• [Material supplied]
Begin

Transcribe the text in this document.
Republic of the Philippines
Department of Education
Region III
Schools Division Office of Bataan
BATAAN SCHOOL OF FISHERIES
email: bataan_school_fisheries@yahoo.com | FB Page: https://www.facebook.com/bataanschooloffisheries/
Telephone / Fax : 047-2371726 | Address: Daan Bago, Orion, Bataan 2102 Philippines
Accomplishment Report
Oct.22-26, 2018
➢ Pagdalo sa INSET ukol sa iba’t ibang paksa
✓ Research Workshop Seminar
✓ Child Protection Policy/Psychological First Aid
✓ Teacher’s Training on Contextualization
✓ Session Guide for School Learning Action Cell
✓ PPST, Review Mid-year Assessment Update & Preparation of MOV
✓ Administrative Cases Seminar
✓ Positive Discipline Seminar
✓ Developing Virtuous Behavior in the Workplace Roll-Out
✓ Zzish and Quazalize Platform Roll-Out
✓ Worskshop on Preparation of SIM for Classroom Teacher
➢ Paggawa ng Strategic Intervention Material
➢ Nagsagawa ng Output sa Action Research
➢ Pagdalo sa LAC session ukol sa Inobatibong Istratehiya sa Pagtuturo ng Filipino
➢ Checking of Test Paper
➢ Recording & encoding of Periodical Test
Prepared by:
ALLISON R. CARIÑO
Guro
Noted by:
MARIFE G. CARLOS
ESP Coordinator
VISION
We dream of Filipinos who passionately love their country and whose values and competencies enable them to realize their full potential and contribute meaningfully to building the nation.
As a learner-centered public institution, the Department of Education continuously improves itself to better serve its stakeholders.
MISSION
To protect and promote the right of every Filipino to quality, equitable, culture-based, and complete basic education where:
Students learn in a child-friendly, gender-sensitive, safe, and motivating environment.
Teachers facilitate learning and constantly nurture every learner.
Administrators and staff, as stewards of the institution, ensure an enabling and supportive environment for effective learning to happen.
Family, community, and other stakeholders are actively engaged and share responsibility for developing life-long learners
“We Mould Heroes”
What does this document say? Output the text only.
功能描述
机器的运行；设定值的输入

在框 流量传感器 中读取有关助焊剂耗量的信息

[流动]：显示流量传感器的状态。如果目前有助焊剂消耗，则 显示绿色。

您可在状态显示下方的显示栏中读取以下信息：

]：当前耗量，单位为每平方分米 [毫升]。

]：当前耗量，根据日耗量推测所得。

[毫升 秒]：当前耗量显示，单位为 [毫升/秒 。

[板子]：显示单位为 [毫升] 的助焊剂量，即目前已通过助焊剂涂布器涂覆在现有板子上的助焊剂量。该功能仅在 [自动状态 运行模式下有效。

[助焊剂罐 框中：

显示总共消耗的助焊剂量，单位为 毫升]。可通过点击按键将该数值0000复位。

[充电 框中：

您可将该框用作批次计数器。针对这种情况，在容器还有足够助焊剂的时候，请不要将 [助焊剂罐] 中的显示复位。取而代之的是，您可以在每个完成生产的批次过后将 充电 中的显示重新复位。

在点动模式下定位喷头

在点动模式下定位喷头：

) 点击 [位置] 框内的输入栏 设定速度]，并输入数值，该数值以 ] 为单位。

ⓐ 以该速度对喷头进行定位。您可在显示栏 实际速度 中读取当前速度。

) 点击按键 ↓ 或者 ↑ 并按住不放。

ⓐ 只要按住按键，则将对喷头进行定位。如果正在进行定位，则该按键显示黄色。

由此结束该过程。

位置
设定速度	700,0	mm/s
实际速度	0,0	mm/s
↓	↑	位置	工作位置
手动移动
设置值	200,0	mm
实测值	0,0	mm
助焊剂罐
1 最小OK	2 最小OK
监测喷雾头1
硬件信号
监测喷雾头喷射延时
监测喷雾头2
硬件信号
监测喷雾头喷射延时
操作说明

End

• [Brief] Write out the entries above word for word.

• [Result]
Transcribe the text in this document.
Republic of the Philippines
Department of Education
Region III
Schools Division Office of Bataan
BATAAN SCHOOL OF FISHERIES
email: bataan_school_fisheries@yahoo.com | FB Page: https://www.facebook.com/bataanschooloffisheries/
Telephone / Fax : 047-2371726 | Address: Daan Bago, Orion, Bataan 2102 Philippines
Accomplishment Report
Oct.22-26, 2018
➢ Pagdalo sa INSET ukol sa iba’t ibang paksa
✓ Research Workshop Seminar
✓ Child Protection Policy/Psychological First Aid
✓ Teacher’s Training on Contextualization
✓ Session Guide for School Learning Action Cell
✓ PPST, Review Mid-year Assessment Update & Preparation of MOV
✓ Administrative Cases Seminar
✓ Positive Discipline Seminar
✓ Developing Virtuous Behavior in the Workplace Roll-Out
✓ Zzish and Quazalize Platform Roll-Out
✓ Worskshop on Preparation of SIM for Classroom Teacher
➢ Paggawa ng Strategic Intervention Material
➢ Nagsagawa ng Output sa Action Research
➢ Pagdalo sa LAC session ukol sa Inobatibong Istratehiya sa Pagtuturo ng Filipino
➢ Checking of Test Paper
➢ Recording & encoding of Periodical Test
Prepared by:
ALLISON R. CARIÑO
Guro
Noted by:
MARIFE G. CARLOS
ESP Coordinator
VISION
We dream of Filipinos who passionately love their country and whose values and competencies enable them to realize their full potential and contribute meaningfully to building the nation.
As a learner-centered public institution, the Department of Education continuously improves itself to better serve its stakeholders.
MISSION
To protect and promote the right of every Filipino to quality, equitable, culture-based, and complete basic education where:
Students learn in a child-friendly, gender-sensitive, safe, and motivating environment.
Teachers facilitate learning and constantly nurture every learner.
Administrators and staff, as stewards of the institution, ensure an enabling and supportive environment for effective learning to happen.
Family, community, and other stakeholders are actively engaged and share responsibility for developing life-long learners
“We Mould Heroes”
What does this document say? Output the text only.
功能描述
机器的运行；设定值的输入

在框 流量传感器 中读取有关助焊剂耗量的信息

[流动]：显示流量传感器的状态。如果目前有助焊剂消耗，则 显示绿色。

您可在状态显示下方的显示栏中读取以下信息：

]：当前耗量，单位为每平方分米 [毫升]。

]：当前耗量，根据日耗量推测所得。

[毫升 秒]：当前耗量显示，单位为 [毫升/秒 。

[板子]：显示单位为 [毫升] 的助焊剂量，即目前已通过助焊剂涂布器涂覆在现有板子上的助焊剂量。该功能仅在 [自动状态 运行模式下有效。

[助焊剂罐 框中：

显示总共消耗的助焊剂量，单位为 毫升]。可通过点击按键将该数值0000复位。

[充电 框中：

您可将该框用作批次计数器。针对这种情况，在容器还有足够助焊剂的时候，请不要将 [助焊剂罐] 中的显示复位。取而代之的是，您可以在每个完成生产的批次过后将 充电 中的显示重新复位。

在点动模式下定位喷头

在点动模式下定位喷头：

) 点击 [位置] 框内的输入栏 设定速度]，并输入数值，该数值以 ] 为单位。

ⓐ 以该速度对喷头进行定位。您可在显示栏 实际速度 中读取当前速度。

) 点击按键 ↓ 或者 ↑ 并按住不放。

ⓐ 只要按住按键，则将对喷头进行定位。如果正在进行定位，则该按键显示黄色。

由此结束该过程。

位置
设定速度	700,0	mm/s
实际速度	0,0	mm/s
↓	↑	位置	工作位置
手动移动
设置值	200,0	mm
实测值	0,0	mm
助焊剂罐
1 最小OK	2 最小OK
监测喷雾头1
硬件信号
监测喷雾头喷射延时
监测喷雾头2
硬件信号
监测喷雾头喷射延时
操作说明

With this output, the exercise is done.